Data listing
<<<<
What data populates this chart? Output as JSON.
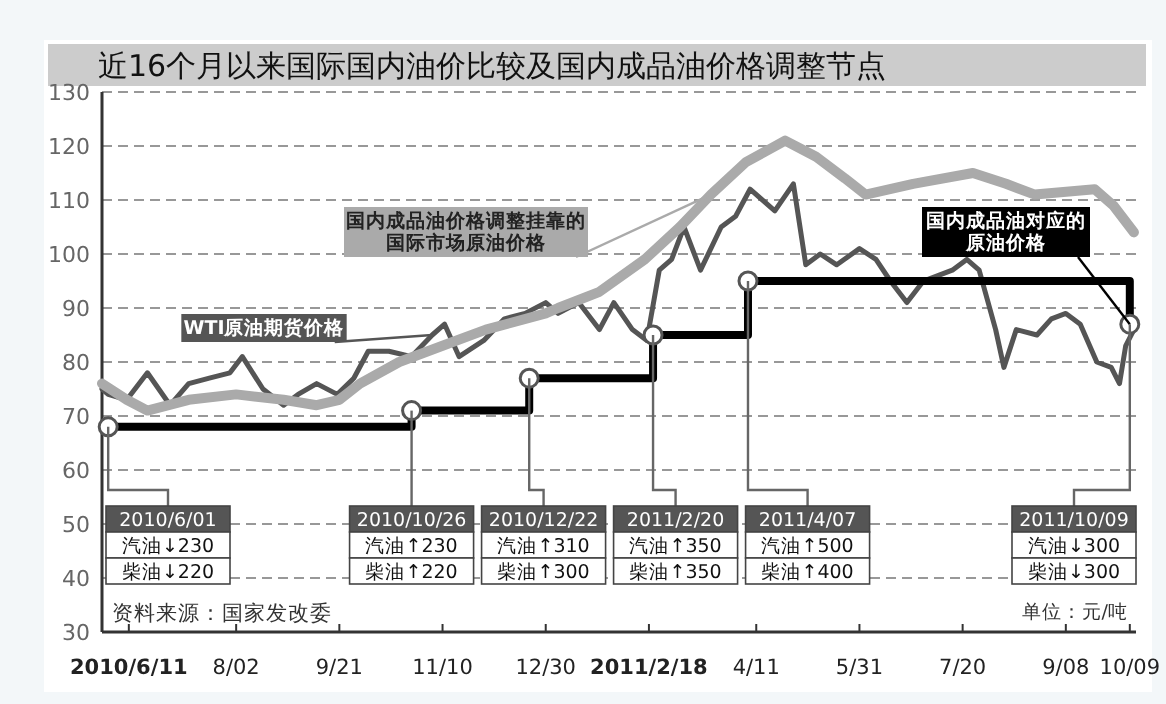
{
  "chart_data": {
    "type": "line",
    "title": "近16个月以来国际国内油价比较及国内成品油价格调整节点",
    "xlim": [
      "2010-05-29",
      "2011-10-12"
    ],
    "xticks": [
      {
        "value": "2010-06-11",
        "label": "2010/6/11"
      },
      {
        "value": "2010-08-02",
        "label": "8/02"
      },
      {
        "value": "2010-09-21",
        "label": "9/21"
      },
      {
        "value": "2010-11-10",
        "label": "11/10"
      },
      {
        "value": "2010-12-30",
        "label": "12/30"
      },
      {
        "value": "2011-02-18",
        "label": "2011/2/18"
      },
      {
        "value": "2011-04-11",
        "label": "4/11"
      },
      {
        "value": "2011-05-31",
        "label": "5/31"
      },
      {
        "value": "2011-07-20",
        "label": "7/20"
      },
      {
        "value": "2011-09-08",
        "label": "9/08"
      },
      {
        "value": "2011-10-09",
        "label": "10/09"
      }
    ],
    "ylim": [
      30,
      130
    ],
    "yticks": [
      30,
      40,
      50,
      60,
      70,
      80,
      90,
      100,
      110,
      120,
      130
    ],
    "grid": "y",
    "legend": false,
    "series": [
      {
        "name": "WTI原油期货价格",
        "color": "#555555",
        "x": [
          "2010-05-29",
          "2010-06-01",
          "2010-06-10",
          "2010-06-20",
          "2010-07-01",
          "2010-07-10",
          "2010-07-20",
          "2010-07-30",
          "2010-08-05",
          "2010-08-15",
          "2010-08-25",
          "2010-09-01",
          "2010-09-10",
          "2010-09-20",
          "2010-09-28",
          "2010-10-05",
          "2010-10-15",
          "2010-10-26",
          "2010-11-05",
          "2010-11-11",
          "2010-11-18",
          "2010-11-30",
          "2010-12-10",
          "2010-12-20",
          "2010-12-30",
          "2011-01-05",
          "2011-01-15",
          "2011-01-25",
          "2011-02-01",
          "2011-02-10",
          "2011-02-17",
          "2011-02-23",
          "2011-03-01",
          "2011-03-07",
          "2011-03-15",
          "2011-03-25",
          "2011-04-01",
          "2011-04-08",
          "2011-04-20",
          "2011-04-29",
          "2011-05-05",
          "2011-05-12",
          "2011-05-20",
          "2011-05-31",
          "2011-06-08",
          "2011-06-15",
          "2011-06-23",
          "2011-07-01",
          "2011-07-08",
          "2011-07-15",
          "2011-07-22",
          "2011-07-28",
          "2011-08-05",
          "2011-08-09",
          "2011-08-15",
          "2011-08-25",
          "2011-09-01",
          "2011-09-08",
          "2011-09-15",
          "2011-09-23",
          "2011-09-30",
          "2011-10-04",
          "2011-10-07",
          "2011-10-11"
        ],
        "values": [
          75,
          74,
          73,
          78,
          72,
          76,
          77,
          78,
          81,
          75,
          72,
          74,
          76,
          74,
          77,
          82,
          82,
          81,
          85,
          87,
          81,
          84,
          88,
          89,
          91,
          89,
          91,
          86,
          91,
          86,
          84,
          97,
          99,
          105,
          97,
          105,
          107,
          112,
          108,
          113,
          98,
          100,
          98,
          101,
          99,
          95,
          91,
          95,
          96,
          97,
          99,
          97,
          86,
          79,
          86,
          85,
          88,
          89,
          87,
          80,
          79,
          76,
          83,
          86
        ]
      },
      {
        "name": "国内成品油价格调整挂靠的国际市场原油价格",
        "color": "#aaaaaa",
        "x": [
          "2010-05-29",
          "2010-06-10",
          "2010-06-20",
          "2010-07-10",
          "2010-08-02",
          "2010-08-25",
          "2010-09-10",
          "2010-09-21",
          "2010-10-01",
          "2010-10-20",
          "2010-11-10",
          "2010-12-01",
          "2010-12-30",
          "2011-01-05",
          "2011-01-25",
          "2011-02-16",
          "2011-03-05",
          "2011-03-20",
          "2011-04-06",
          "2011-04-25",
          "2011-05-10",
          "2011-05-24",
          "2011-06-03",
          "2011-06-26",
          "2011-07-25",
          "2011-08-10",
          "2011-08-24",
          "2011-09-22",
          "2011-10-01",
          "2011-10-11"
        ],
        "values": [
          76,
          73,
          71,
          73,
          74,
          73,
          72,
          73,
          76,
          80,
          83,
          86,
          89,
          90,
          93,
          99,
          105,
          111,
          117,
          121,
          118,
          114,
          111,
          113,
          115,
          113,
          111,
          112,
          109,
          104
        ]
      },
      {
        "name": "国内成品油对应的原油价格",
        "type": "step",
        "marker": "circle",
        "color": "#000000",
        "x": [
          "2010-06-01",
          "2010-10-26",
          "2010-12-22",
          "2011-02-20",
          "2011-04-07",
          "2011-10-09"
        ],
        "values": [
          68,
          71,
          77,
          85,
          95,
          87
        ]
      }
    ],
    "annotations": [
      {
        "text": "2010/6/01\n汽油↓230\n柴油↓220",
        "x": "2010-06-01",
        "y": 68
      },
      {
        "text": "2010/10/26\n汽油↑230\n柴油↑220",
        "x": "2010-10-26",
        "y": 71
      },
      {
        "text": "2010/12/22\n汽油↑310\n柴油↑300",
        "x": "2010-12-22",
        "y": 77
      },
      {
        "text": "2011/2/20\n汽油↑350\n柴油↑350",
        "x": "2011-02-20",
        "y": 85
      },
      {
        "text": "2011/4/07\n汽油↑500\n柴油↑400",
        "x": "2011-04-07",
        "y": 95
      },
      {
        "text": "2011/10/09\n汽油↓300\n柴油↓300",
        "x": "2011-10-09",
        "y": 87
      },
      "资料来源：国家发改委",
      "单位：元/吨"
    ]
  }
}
>>>>
- What to produce
Looking at the data above, show all lines where the word "label" occurs.

- The output
        "label": "2010/6/11"
        "label": "8/02"
        "label": "9/21"
        "label": "11/10"
        "label": "12/30"
        "label": "2011/2/18"
        "label": "4/11"
        "label": "5/31"
        "label": "7/20"
        "label": "9/08"
        "label": "10/09"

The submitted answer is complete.